AIM OF THE EXERCISE: Copy out each line of the material below that holds the string "xlabel".

DATASET EXTRACT:

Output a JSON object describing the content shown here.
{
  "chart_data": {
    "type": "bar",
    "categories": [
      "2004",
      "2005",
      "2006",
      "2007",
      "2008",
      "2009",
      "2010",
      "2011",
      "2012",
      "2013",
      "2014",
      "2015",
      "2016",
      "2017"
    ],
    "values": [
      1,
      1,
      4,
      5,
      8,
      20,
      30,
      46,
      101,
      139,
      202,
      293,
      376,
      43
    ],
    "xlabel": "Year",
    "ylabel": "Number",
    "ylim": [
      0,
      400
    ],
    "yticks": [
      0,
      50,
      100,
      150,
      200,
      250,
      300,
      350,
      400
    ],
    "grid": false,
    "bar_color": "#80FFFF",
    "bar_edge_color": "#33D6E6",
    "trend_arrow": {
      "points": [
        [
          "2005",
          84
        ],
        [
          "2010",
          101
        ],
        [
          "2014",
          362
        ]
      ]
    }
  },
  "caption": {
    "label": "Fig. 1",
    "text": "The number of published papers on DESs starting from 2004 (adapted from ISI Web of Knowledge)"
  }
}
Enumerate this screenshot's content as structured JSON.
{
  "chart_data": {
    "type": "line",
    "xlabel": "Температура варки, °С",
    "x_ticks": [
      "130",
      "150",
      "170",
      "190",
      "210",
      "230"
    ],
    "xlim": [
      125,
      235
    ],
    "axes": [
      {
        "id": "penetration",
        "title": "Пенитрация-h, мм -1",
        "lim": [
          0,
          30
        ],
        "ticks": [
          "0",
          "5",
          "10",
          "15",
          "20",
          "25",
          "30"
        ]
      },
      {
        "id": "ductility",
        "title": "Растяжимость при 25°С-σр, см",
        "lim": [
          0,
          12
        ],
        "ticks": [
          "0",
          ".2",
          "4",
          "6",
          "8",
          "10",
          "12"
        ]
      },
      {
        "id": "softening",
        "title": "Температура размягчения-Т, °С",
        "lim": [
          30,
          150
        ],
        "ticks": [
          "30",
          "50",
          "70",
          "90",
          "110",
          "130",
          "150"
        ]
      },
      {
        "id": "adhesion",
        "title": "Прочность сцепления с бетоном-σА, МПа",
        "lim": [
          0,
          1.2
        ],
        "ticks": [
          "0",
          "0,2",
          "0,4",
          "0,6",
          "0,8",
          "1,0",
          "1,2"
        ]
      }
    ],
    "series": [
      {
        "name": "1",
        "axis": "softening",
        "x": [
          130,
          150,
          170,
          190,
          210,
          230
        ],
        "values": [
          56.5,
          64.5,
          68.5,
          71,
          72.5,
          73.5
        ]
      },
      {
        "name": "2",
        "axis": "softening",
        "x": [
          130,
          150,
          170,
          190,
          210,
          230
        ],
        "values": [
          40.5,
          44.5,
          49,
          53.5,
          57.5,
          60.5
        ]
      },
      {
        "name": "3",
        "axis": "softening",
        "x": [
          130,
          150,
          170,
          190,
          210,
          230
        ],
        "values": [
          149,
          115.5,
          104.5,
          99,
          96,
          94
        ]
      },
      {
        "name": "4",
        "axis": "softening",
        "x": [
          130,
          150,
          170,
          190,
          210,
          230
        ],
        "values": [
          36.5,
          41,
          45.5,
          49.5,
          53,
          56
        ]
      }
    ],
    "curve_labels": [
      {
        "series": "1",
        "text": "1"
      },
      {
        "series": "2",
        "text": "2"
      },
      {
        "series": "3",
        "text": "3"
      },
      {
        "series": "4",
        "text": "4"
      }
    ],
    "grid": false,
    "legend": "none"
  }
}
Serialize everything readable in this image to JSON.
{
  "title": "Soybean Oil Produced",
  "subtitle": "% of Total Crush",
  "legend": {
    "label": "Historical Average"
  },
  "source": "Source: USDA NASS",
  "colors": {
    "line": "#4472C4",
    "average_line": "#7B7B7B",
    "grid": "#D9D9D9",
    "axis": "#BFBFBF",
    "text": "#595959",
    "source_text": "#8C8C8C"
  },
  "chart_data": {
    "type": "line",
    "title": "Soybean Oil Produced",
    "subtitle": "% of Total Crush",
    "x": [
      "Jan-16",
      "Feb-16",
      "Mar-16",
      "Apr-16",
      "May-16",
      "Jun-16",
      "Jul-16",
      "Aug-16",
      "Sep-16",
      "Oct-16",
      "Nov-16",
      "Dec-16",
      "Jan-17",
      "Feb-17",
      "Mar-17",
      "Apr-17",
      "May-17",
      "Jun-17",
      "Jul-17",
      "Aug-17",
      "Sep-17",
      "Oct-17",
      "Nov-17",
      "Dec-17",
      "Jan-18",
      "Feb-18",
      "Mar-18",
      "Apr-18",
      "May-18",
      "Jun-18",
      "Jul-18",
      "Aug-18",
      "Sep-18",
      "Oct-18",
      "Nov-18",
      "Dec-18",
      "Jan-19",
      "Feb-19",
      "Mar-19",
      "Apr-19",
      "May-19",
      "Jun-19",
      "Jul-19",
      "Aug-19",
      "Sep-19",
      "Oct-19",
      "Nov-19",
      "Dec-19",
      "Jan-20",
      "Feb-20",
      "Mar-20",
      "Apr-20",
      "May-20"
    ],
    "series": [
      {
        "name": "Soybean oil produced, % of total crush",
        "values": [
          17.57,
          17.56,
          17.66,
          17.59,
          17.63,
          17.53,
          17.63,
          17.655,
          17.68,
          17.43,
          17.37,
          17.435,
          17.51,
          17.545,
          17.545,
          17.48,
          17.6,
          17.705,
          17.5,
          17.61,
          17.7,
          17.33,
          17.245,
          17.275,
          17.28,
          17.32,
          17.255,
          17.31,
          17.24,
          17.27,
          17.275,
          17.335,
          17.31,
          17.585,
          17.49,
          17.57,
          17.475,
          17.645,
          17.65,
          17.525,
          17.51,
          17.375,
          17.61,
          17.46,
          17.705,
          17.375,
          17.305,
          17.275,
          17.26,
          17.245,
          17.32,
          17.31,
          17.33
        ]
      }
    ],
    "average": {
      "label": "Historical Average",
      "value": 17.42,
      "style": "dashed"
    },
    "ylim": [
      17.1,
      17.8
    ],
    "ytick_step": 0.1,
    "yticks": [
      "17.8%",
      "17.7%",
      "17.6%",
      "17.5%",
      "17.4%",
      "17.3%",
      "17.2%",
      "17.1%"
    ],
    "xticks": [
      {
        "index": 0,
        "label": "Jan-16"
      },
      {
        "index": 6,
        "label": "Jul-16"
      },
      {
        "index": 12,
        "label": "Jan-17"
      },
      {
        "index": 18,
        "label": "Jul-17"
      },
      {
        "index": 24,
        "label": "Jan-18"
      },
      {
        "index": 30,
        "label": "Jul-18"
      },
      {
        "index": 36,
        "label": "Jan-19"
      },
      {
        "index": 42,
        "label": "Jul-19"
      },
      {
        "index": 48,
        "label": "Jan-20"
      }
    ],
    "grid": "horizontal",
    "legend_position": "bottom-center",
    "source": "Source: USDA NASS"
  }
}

RESULT BELOW:
    "xlabel": "Year",
    "xlabel": "Температура варки, °С",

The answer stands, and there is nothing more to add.